▶ [TEXT EXCERPT]
But I’m speaking on this from a much more broad scale. You can tackle the finite details that prove this right one way or another. I’ll stick with my gut feeling, a conclusion I came to after I was certain of three things:

I am not a prisoner of the moment.

My emotions are not in control of the narrative.

I am not romanticizing this situation, building it up to be more than what it truly is.

Sam has, for all intents and purposes, also started since his freshman year, albeit not in every game. But we saw him enough his freshman year and then watched him emerge out of the gates during his sophomore year to know that his trajectory is one that is ascending and doing so at a rapid pace.

If not for a Sam Darnold jump pass on third down, Ehlinger would have been remembered as a freshman who marched down the field with less than three minutes and brought Texas back to beat No. 4 USC at The Coliseum. If not for a Baker Mayfield doing what a Heisman-winning QB should do, throwing a game-winning touchdown late in the fourth quarter, Ehlinger would have also had a win over top 5 OU his freshman year, as well.

Sure, he had a lot of bonehead throws that season that lost games for Texas, but I would argue the good outweighs the bad from his freshman season.

▶ [PROMPT A] Return unchanged every line of the records from the one containing "slide-personal-data[interactable]: The cloud, consumer" down to the one containing "459, 152, 463]", including both of those lines.
The Ehlinger passage and the records come from unrelated sources.

▶ [LISTING]
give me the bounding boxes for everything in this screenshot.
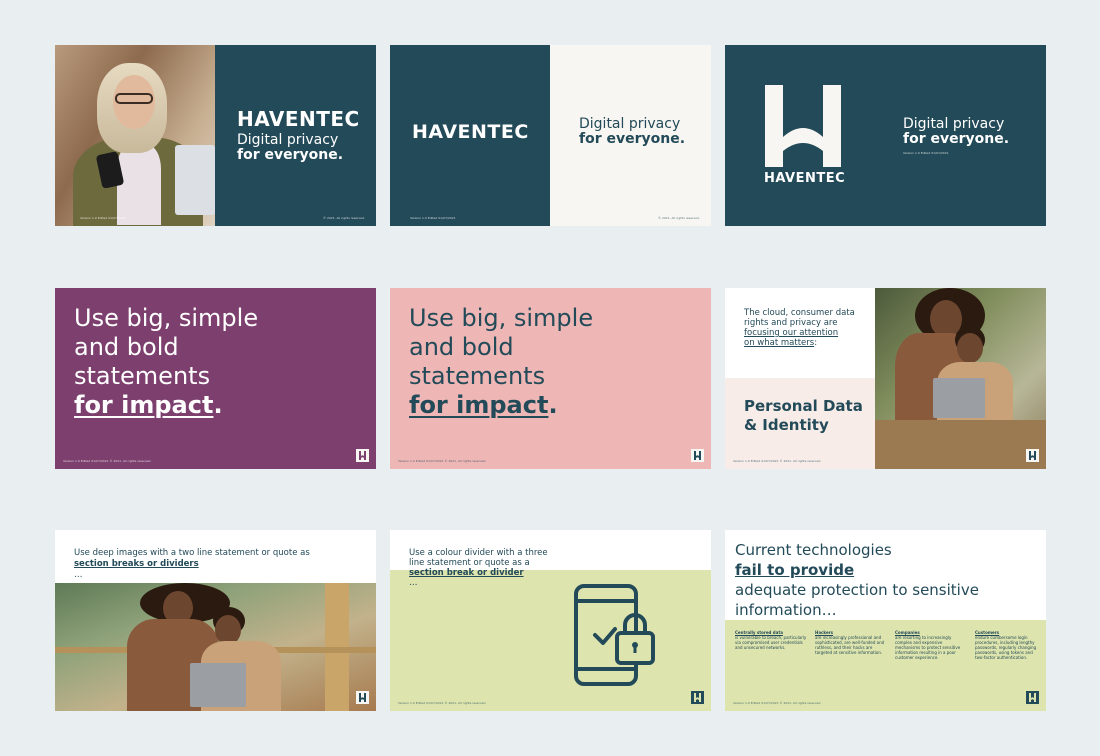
slide-personal-data[interactable]: The cloud, consumer data rights and priv… [725, 288, 1046, 469]
footer-version: Version 1.0 Edited 01/07/2021 © 2021. Al… [733, 459, 822, 463]
haventec-h-logo-icon [1026, 691, 1039, 704]
footer-copyright: © 2021. All rights reserved. [323, 216, 365, 220]
haventec-h-logo-icon [691, 691, 704, 704]
slide-brand-split[interactable]: HAVENTEC Digital privacy for everyone. V… [390, 45, 711, 226]
phone-check-lock-icon [574, 584, 655, 686]
two-people-laptop-photo [875, 288, 1046, 469]
brand-tagline: Digital privacy for everyone. [903, 116, 1010, 147]
footer-version: Version 1.0 Edited 01/07/2021 © 2021. Al… [398, 459, 487, 463]
haventec-h-logo-icon [356, 691, 369, 704]
column-centrally-stored-data: Centrally stored data is vulnerable to b… [735, 630, 807, 650]
footer-version: Version 1.0 Edited 01/07/2021 © 2021. Al… [733, 701, 822, 705]
slide-brand-logo[interactable]: HAVENTEC Digital privacy for everyone. V… [725, 45, 1046, 226]
two-people-laptop-photo [55, 583, 376, 711]
brand-tagline: Digital privacy for everyone. [237, 132, 344, 163]
colour-divider-text: Use a colour divider with a three line s… [409, 548, 548, 588]
slide-brand-photo[interactable]: HAVENTEC Digital privacy for everyone. V… [55, 45, 376, 226]
haventec-h-logo-icon [765, 85, 841, 167]
intro-text: The cloud, consumer data rights and priv… [744, 308, 855, 348]
bold-statement: Use big, simple and bold statements for … [74, 304, 259, 419]
woman-with-phone-photo [55, 45, 215, 226]
footer-copyright: © 2021. All rights reserved. [658, 216, 700, 220]
footer-version: Version 1.0 Edited 01/07/2021 © 2021. Al… [63, 459, 152, 463]
brand-wordmark: HAVENTEC [237, 107, 360, 131]
column-companies: Companies are resorting to increasingly … [895, 630, 961, 660]
slide-statement-purple[interactable]: Use big, simple and bold statements for … [55, 288, 376, 469]
haventec-h-logo-icon [1026, 449, 1039, 462]
brand-tagline: Digital privacy for everyone. [579, 116, 686, 147]
haventec-h-logo-icon [691, 449, 704, 462]
bold-statement: Use big, simple and bold statements for … [409, 304, 594, 419]
section-break-text: Use deep images with a two line statemen… [74, 548, 310, 580]
haventec-h-logo-icon [356, 449, 369, 462]
footer-version: Version 1.0 Edited 01/07/2021 © 2021. Al… [398, 701, 487, 705]
slide-heading: Current technologies fail to provide ade… [735, 541, 979, 619]
slide-section-break-photo[interactable]: Use deep images with a two line statemen… [55, 530, 376, 711]
footer-version: Version 1.0 Edited 01/07/2021 [410, 216, 456, 220]
slide-statement-pink[interactable]: Use big, simple and bold statements for … [390, 288, 711, 469]
column-hackers: Hackers are increasingly professional an… [815, 630, 885, 655]
footer-version: Version 1.0 Edited 01/07/2021 [903, 151, 949, 155]
section-title: Personal Data & Identity [744, 397, 863, 434]
footer-version: Version 1.0 Edited 01/07/2021 [80, 216, 126, 220]
slide-colour-divider[interactable]: Use a colour divider with a three line s… [390, 530, 711, 711]
brand-wordmark: HAVENTEC [764, 171, 846, 186]
slide-current-technologies[interactable]: Current technologies fail to provide ade… [725, 530, 1046, 711]
column-customers: Customers endure cumbersome login proced… [975, 630, 1037, 660]
brand-wordmark: HAVENTEC [412, 121, 529, 143]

▶ [PROMPT B] List the things the writer of the Ehlinger passage says they were certain of before reaching their conclusion.

▶ [WRITTEN SOLUTION A]
slide-personal-data[interactable]: The cloud, consumer data rights and priv… [725, 288, 1046, 469]
footer-version: Version 1.0 Edited 01/07/2021 © 2021. Al… [733, 459, 822, 463]
haventec-h-logo-icon [1026, 691, 1039, 704]
footer-copyright: © 2021. All rights reserved. [323, 216, 365, 220]
haventec-h-logo-icon [691, 691, 704, 704]
slide-brand-split[interactable]: HAVENTEC Digital privacy for everyone. V… [390, 45, 711, 226]
phone-check-lock-icon [574, 584, 655, 686]
two-people-laptop-photo [875, 288, 1046, 469]
brand-tagline: Digital privacy for everyone. [903, 116, 1010, 147]
footer-version: Version 1.0 Edited 01/07/2021 © 2021. Al… [398, 459, 487, 463]
haventec-h-logo-icon [356, 691, 369, 704]
column-centrally-stored-data: Centrally stored data is vulnerable to b… [735, 630, 807, 650]
footer-version: Version 1.0 Edited 01/07/2021 © 2021. Al… [733, 701, 822, 705]
slide-brand-logo[interactable]: HAVENTEC Digital privacy for everyone. V… [725, 45, 1046, 226]
two-people-laptop-photo [55, 583, 376, 711]
brand-tagline: Digital privacy for everyone. [237, 132, 344, 163]
colour-divider-text: Use a colour divider with a three line s… [409, 548, 548, 588]
slide-brand-photo[interactable]: HAVENTEC Digital privacy for everyone. V… [55, 45, 376, 226]
haventec-h-logo-icon [765, 85, 841, 167]
intro-text: The cloud, consumer data rights and priv… [744, 308, 855, 348]
bold-statement: Use big, simple and bold statements for … [74, 304, 259, 419]
woman-with-phone-photo [55, 45, 215, 226]
footer-copyright: © 2021. All rights reserved. [658, 216, 700, 220]
footer-version: Version 1.0 Edited 01/07/2021 © 2021. Al… [63, 459, 152, 463]

▶ [WRITTEN SOLUTION B]
1. I am not a prisoner of the moment.
2. My emotions are not in control of the narrative.
3. I am not romanticizing this situation, building it up to be more than what it truly is.